+++ Records shown +++

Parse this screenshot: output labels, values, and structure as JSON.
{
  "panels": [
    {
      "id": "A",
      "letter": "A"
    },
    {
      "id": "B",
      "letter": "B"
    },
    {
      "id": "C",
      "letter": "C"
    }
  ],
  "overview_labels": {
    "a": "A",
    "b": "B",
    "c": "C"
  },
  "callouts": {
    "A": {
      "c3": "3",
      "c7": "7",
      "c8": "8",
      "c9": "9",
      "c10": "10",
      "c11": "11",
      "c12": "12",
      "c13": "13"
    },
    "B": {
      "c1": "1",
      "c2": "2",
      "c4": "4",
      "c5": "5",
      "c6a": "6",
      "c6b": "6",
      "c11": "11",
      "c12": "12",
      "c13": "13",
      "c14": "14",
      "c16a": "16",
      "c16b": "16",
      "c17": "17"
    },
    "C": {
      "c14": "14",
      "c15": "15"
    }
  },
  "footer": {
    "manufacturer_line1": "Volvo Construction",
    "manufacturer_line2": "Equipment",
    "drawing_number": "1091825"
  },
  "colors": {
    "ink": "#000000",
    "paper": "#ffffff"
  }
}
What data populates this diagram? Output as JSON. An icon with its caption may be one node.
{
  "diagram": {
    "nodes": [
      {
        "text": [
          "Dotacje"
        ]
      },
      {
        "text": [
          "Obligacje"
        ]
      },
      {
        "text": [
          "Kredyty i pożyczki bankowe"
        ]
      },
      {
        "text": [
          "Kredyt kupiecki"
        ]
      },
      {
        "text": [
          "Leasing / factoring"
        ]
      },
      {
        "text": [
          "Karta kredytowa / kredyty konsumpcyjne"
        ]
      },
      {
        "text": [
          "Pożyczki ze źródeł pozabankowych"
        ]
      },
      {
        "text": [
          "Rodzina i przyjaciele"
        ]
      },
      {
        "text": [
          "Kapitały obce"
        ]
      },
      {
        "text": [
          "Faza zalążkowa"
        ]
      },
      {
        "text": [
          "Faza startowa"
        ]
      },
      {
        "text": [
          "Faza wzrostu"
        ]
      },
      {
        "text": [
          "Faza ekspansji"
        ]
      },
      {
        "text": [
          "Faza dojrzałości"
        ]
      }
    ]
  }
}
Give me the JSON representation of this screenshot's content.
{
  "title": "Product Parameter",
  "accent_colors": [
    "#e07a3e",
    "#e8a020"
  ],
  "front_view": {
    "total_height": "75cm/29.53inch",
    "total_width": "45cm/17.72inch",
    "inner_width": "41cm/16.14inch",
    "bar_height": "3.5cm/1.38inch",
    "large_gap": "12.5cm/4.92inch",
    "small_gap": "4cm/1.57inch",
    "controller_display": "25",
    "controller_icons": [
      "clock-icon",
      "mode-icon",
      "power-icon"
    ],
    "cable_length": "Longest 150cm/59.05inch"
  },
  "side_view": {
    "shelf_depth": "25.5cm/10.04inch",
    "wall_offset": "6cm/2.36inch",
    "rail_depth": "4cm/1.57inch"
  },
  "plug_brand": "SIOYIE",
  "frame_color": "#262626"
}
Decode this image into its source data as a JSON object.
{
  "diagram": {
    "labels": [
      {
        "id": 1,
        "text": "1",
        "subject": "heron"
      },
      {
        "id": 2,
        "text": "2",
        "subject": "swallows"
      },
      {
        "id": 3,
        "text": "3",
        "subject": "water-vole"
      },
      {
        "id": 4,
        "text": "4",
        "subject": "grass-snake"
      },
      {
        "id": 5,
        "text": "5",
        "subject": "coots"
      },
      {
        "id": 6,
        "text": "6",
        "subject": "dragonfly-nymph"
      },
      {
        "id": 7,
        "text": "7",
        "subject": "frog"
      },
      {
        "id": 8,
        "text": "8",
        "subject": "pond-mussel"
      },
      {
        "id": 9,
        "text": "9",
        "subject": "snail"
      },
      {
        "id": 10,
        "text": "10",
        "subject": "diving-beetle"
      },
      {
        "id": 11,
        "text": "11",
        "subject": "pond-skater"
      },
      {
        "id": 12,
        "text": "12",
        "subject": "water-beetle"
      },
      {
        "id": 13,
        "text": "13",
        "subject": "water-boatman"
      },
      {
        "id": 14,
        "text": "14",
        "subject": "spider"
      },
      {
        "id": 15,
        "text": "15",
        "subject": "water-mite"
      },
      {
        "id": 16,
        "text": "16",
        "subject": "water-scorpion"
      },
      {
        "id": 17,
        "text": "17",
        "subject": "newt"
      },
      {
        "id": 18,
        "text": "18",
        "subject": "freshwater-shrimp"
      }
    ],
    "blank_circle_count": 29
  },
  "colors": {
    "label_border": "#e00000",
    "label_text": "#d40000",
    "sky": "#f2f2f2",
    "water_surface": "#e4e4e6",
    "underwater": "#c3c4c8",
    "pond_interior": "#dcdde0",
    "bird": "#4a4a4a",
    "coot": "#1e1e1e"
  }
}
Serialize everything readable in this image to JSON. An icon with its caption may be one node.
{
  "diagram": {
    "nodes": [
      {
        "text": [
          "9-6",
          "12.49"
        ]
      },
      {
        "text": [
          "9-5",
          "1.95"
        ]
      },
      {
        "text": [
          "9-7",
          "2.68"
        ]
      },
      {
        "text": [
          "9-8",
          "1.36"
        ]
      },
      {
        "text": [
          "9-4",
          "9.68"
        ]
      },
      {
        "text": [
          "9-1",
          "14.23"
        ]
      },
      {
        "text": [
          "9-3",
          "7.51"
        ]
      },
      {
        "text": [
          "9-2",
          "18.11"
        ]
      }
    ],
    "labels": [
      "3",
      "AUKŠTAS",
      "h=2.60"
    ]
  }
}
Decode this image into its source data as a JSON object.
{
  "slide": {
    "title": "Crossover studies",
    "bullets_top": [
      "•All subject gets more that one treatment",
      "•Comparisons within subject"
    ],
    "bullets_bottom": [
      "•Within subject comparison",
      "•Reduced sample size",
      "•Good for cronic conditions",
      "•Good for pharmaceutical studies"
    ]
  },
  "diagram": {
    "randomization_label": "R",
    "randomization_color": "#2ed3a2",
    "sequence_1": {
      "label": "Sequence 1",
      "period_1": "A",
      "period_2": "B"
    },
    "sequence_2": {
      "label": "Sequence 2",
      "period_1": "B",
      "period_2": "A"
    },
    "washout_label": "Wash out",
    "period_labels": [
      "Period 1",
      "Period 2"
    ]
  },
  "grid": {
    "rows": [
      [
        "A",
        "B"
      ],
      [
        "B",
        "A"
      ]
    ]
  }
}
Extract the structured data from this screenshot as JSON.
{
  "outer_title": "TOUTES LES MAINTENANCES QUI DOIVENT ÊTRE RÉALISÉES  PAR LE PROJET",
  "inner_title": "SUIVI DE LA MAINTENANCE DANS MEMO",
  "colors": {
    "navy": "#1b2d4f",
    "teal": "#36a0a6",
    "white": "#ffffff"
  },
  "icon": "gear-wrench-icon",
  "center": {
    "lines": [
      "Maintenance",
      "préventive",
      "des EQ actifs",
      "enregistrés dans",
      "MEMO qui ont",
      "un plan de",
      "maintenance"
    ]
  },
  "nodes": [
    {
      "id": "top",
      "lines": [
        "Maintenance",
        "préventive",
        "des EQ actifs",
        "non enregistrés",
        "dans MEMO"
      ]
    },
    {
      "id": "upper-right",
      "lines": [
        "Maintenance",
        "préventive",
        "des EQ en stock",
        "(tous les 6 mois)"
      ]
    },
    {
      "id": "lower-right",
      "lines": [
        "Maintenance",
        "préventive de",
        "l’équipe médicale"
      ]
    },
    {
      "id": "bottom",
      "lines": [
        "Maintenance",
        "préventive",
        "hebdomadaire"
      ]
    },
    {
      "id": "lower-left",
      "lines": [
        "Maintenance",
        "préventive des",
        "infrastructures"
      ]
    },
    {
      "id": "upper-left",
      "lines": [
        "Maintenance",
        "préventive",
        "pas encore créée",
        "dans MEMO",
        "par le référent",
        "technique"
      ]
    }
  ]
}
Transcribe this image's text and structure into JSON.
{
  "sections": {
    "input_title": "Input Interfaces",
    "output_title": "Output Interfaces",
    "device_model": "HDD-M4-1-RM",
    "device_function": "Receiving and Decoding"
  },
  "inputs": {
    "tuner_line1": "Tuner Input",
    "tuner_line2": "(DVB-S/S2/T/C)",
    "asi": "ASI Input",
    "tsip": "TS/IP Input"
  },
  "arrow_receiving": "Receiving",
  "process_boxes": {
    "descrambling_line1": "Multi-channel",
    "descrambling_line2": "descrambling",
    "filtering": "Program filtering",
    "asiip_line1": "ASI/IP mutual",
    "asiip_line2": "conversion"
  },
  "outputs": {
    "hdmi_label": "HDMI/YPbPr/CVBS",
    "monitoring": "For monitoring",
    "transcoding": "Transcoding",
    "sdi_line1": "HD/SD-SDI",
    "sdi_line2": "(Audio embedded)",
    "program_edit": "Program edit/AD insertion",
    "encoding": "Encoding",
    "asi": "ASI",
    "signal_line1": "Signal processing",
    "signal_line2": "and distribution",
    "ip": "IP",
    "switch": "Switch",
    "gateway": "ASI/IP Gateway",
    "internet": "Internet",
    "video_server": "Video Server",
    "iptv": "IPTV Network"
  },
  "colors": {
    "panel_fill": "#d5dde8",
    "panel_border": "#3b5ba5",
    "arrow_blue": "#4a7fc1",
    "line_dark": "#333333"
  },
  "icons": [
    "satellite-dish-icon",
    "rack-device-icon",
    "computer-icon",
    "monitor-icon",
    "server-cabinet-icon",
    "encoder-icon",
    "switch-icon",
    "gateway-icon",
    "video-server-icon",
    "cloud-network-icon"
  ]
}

+++

▸ Short task
Each line from the one containing "Transcribe this image's" to the end of the records should be echoed exactly, and no other line.

▸ Exercise result
Transcribe this image's text and structure into JSON.
{
  "sections": {
    "input_title": "Input Interfaces",
    "output_title": "Output Interfaces",
    "device_model": "HDD-M4-1-RM",
    "device_function": "Receiving and Decoding"
  },
  "inputs": {
    "tuner_line1": "Tuner Input",
    "tuner_line2": "(DVB-S/S2/T/C)",
    "asi": "ASI Input",
    "tsip": "TS/IP Input"
  },
  "arrow_receiving": "Receiving",
  "process_boxes": {
    "descrambling_line1": "Multi-channel",
    "descrambling_line2": "descrambling",
    "filtering": "Program filtering",
    "asiip_line1": "ASI/IP mutual",
    "asiip_line2": "conversion"
  },
  "outputs": {
    "hdmi_label": "HDMI/YPbPr/CVBS",
    "monitoring": "For monitoring",
    "transcoding": "Transcoding",
    "sdi_line1": "HD/SD-SDI",
    "sdi_line2": "(Audio embedded)",
    "program_edit": "Program edit/AD insertion",
    "encoding": "Encoding",
    "asi": "ASI",
    "signal_line1": "Signal processing",
    "signal_line2": "and distribution",
    "ip": "IP",
    "switch": "Switch",
    "gateway": "ASI/IP Gateway",
    "internet": "Internet",
    "video_server": "Video Server",
    "iptv": "IPTV Network"
  },
  "colors": {
    "panel_fill": "#d5dde8",
    "panel_border": "#3b5ba5",
    "arrow_blue": "#4a7fc1",
    "line_dark": "#333333"
  },
  "icons": [
    "satellite-dish-icon",
    "rack-device-icon",
    "computer-icon",
    "monitor-icon",
    "server-cabinet-icon",
    "encoder-icon",
    "switch-icon",
    "gateway-icon",
    "video-server-icon",
    "cloud-network-icon"
  ]
}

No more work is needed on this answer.